Supplied material>
+--

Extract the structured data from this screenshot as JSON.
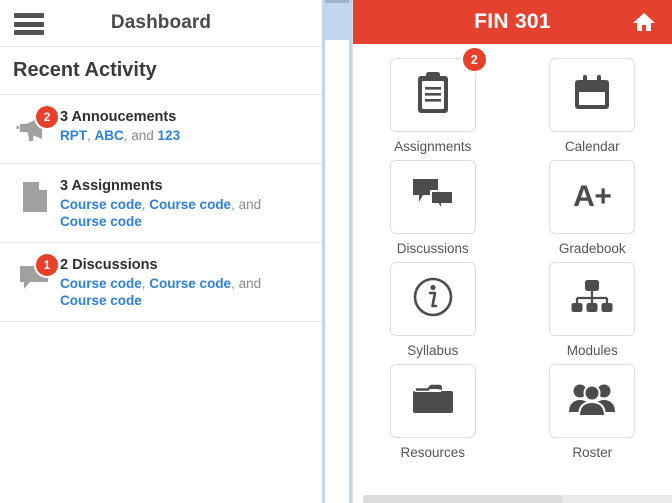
{
  "left_panel": {
    "menu_icon": "hamburger-menu-icon",
    "title": "Dashboard",
    "section_title": "Recent Activity",
    "activities": [
      {
        "icon": "megaphone-icon",
        "badge": "2",
        "title": "3 Annoucements",
        "links": [
          "RPT",
          "ABC",
          "123"
        ],
        "sep1": ", ",
        "sep2": ", and "
      },
      {
        "icon": "document-icon",
        "badge": "",
        "title": "3 Assignments",
        "links": [
          "Course code",
          "Course code",
          "Course code"
        ],
        "sep1": ", ",
        "sep2": ", and "
      },
      {
        "icon": "speech-bubble-icon",
        "badge": "1",
        "title": "2 Discussions",
        "links": [
          "Course code",
          "Course code",
          "Course code"
        ],
        "sep1": ", ",
        "sep2": ", and "
      }
    ]
  },
  "right_panel": {
    "course_title": "FIN 301",
    "home_icon": "home-icon",
    "header_color": "#e4412e",
    "badge_color": "#e8402a",
    "link_color": "#2f80d8",
    "tiles": [
      {
        "label": "Assignments",
        "icon": "clipboard-icon",
        "badge": "2"
      },
      {
        "label": "Calendar",
        "icon": "calendar-icon",
        "badge": ""
      },
      {
        "label": "Discussions",
        "icon": "speech-bubbles-icon",
        "badge": ""
      },
      {
        "label": "Gradebook",
        "icon": "grade-a-plus-icon",
        "badge": "",
        "text": "A+"
      },
      {
        "label": "Syllabus",
        "icon": "info-circle-icon",
        "badge": ""
      },
      {
        "label": "Modules",
        "icon": "hierarchy-icon",
        "badge": ""
      },
      {
        "label": "Resources",
        "icon": "folder-icon",
        "badge": ""
      },
      {
        "label": "Roster",
        "icon": "people-group-icon",
        "badge": ""
      }
    ]
  }
}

+--

Task directions>
Repeat the material above word for word and skip every image in it.

Exercise solution>
Extract the structured data from this screenshot as JSON.
{
  "left_panel": {
    "menu_icon": "hamburger-menu-icon",
    "title": "Dashboard",
    "section_title": "Recent Activity",
    "activities": [
      {
        "icon": "megaphone-icon",
        "badge": "2",
        "title": "3 Annoucements",
        "links": [
          "RPT",
          "ABC",
          "123"
        ],
        "sep1": ", ",
        "sep2": ", and "
      },
      {
        "icon": "document-icon",
        "badge": "",
        "title": "3 Assignments",
        "links": [
          "Course code",
          "Course code",
          "Course code"
        ],
        "sep1": ", ",
        "sep2": ", and "
      },
      {
        "icon": "speech-bubble-icon",
        "badge": "1",
        "title": "2 Discussions",
        "links": [
          "Course code",
          "Course code",
          "Course code"
        ],
        "sep1": ", ",
        "sep2": ", and "
      }
    ]
  },
  "right_panel": {
    "course_title": "FIN 301",
    "home_icon": "home-icon",
    "header_color": "#e4412e",
    "badge_color": "#e8402a",
    "link_color": "#2f80d8",
    "tiles": [
      {
        "label": "Assignments",
        "icon": "clipboard-icon",
        "badge": "2"
      },
      {
        "label": "Calendar",
        "icon": "calendar-icon",
        "badge": ""
      },
      {
        "label": "Discussions",
        "icon": "speech-bubbles-icon",
        "badge": ""
      },
      {
        "label": "Gradebook",
        "icon": "grade-a-plus-icon",
        "badge": "",
        "text": "A+"
      },
      {
        "label": "Syllabus",
        "icon": "info-circle-icon",
        "badge": ""
      },
      {
        "label": "Modules",
        "icon": "hierarchy-icon",
        "badge": ""
      },
      {
        "label": "Resources",
        "icon": "folder-icon",
        "badge": ""
      },
      {
        "label": "Roster",
        "icon": "people-group-icon",
        "badge": ""
      }
    ]
  }
}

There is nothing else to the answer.